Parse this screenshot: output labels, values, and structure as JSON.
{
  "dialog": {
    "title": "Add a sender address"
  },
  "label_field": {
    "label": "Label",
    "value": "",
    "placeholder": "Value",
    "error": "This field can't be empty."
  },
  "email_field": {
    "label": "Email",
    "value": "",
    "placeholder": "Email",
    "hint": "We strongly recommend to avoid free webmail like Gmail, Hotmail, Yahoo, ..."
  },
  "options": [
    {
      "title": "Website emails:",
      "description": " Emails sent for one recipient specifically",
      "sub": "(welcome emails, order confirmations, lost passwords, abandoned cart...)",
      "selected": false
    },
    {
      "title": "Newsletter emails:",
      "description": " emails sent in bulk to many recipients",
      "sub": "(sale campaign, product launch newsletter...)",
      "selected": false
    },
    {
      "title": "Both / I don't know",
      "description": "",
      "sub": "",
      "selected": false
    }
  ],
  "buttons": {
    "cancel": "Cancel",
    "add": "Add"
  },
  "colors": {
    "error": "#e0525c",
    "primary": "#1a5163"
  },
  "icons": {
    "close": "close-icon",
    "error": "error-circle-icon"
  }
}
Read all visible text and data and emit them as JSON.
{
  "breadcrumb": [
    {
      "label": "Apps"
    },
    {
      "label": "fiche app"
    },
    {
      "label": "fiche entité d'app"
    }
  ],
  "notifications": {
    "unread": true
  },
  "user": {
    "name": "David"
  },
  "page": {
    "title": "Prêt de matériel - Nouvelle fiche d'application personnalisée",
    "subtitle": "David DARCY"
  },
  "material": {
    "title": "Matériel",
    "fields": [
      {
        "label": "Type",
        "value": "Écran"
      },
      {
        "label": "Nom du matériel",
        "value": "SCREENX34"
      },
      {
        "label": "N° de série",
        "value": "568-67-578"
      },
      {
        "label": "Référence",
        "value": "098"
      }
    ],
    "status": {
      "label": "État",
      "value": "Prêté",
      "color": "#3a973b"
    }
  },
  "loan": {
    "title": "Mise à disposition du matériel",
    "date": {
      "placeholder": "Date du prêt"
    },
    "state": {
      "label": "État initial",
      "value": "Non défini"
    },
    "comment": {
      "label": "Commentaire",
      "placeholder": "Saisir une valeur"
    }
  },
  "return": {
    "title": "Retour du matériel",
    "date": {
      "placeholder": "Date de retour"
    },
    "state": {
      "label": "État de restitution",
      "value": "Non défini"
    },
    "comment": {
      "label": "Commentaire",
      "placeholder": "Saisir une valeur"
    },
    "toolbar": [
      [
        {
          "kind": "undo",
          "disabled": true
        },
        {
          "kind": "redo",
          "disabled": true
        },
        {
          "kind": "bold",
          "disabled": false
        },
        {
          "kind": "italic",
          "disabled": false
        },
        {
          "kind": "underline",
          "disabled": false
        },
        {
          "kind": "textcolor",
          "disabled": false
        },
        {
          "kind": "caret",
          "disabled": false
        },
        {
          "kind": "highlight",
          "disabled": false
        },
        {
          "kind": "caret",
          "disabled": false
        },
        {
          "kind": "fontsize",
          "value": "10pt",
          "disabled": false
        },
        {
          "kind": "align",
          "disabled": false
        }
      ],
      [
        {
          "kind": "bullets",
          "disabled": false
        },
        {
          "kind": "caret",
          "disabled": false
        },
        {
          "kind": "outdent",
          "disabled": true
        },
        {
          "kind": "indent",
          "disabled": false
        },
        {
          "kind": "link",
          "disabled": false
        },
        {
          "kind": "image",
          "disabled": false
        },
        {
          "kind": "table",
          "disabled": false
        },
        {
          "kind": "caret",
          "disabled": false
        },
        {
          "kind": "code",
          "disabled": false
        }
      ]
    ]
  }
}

Exercise task: Copy out every line of the data that includes "JSON".

Reply:
Parse this screenshot: output labels, values, and structure as JSON.
Read all visible text and data and emit them as JSON.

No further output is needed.